What is asked: Go through the entries below and collect each line with the string "рассылки" in it.

--- Begin Task input ---

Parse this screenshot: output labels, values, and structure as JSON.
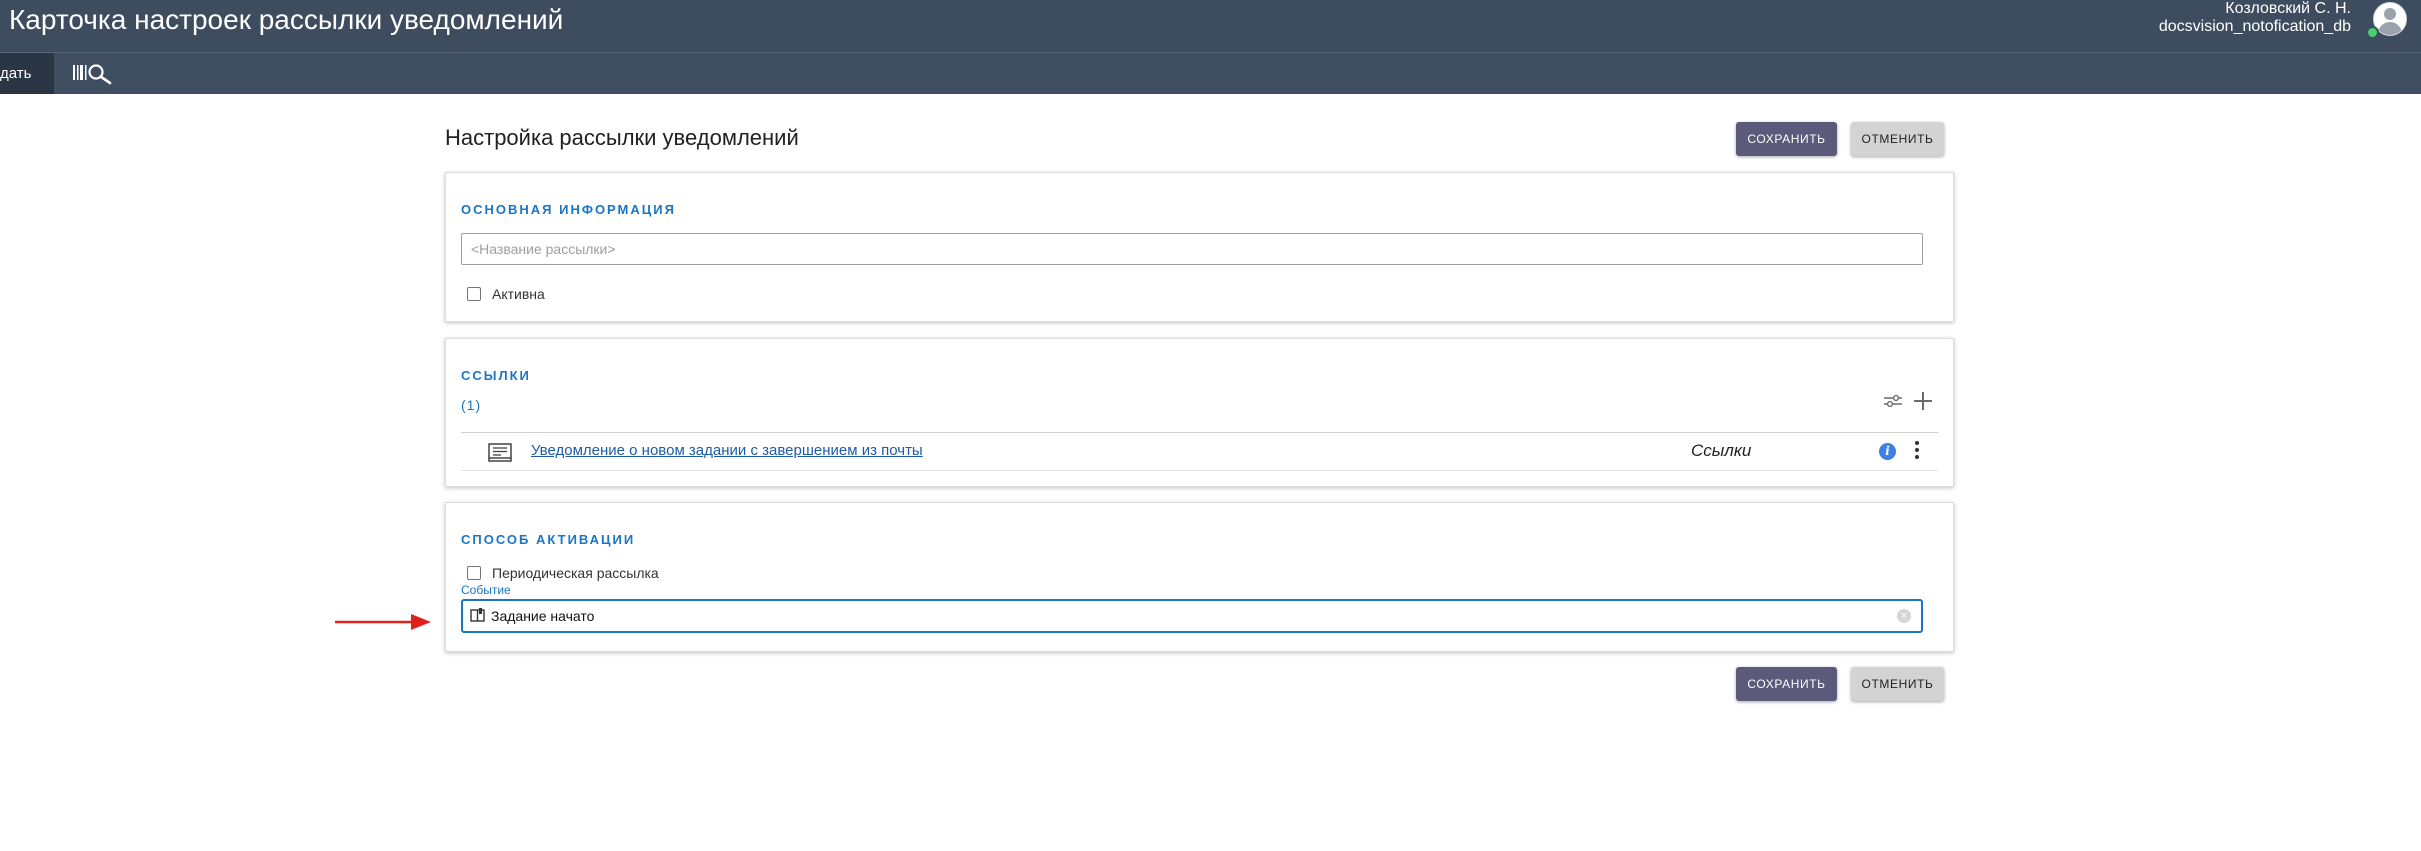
{
  "header": {
    "title": "Карточка настроек рассылки уведомлений",
    "user_name": "Козловский С. Н.",
    "user_db": "docsvision_notofication_db"
  },
  "toolbar": {
    "create_label": "дать",
    "search_icon": "barcode-search-icon"
  },
  "page": {
    "title": "Настройка рассылки уведомлений",
    "save_label": "СОХРАНИТЬ",
    "cancel_label": "ОТМЕНИТЬ"
  },
  "main_info": {
    "section_title": "ОСНОВНАЯ ИНФОРМАЦИЯ",
    "name_placeholder": "<Название рассылки>",
    "name_value": "",
    "active_label": "Активна",
    "active_checked": false
  },
  "links": {
    "section_title": "ССЫЛКИ",
    "count": "(1)",
    "items": [
      {
        "icon": "card-icon",
        "title": "Уведомление о новом задании с завершением из почты",
        "type": "Ссылки"
      }
    ]
  },
  "activation": {
    "section_title": "СПОСОБ АКТИВАЦИИ",
    "periodic_label": "Периодическая рассылка",
    "periodic_checked": false,
    "event_label": "Событие",
    "event_value": "Задание начато"
  },
  "colors": {
    "header_bg": "#3d4c5e",
    "accent": "#1976c7",
    "save_button": "#5c5a7a",
    "cancel_button": "#d3d3d3",
    "annotation_arrow": "#e0201b"
  }
}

--- End Task input ---

Written response:
    "title": "Карточка настроек рассылки уведомлений",
    "title": "Настройка рассылки уведомлений",
    "name_placeholder": "<Название рассылки>",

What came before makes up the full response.